Stored entries
--- Start ---
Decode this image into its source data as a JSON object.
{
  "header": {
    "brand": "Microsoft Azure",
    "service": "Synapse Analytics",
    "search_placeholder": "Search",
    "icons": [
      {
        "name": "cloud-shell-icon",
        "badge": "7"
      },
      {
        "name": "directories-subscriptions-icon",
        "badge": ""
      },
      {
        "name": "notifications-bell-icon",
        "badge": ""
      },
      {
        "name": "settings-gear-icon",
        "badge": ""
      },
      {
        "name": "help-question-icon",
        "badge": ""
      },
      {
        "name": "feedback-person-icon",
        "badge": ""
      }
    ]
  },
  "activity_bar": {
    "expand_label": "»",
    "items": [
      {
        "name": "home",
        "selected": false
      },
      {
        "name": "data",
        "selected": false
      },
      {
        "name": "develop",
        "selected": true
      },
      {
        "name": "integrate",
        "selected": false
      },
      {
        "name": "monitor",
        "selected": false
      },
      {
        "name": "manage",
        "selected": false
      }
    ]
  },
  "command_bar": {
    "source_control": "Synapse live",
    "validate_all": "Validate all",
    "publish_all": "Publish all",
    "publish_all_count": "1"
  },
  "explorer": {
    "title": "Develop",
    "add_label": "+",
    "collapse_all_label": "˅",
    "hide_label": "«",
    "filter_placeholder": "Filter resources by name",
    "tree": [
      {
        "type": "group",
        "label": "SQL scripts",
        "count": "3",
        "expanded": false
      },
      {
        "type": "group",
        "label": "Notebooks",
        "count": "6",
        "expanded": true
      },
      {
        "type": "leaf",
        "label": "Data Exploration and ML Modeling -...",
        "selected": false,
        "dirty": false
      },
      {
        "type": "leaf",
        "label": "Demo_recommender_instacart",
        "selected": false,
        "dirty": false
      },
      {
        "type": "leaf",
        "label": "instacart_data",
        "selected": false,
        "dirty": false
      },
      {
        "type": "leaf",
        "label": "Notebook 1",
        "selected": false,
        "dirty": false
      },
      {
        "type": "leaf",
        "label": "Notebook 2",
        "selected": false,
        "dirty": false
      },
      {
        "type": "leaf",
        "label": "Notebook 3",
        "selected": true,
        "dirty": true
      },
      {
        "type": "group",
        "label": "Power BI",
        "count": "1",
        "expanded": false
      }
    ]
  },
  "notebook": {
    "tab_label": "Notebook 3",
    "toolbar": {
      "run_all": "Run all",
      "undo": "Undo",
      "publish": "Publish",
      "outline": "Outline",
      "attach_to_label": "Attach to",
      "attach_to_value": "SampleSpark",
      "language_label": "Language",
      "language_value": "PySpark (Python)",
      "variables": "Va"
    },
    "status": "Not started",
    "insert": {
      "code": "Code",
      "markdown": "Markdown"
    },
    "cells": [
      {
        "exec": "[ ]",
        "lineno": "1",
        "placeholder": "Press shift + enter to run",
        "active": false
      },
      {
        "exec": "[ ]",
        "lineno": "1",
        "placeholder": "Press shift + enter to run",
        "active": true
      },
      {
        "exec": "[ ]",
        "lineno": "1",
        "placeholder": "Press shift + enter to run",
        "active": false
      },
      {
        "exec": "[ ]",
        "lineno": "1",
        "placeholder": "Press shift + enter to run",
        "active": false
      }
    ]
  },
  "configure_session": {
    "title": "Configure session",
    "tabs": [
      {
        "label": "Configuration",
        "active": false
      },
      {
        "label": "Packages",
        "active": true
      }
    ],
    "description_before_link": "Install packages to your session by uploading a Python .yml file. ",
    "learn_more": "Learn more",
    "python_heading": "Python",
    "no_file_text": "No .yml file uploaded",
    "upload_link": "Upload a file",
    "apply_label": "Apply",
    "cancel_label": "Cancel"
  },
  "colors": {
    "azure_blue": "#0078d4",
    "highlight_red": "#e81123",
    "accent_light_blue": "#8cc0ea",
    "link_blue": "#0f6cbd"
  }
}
--- End ---
▶ _EXERCISE_: Exactly how many lines of the listing above contain the string "true"? Give no more than the number.

▶ _SOLVED EXERCISE_: 6